Task
For the data below, work out how many lines contain the word "grid" and supply only that number.

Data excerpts
◇ ◇ ◇ ◇ ◇
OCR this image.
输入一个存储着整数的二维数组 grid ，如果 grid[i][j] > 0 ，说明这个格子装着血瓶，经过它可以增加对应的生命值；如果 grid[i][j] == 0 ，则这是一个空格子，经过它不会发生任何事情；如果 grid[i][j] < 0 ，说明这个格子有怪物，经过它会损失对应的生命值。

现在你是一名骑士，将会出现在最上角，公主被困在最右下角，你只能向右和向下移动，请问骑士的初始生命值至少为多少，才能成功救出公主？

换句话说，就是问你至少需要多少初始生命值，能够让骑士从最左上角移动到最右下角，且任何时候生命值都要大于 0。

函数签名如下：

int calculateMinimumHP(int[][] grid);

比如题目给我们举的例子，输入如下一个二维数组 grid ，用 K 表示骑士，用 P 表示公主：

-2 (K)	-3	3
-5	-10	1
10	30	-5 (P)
◇ ◇ ◇ ◇ ◇
The response
3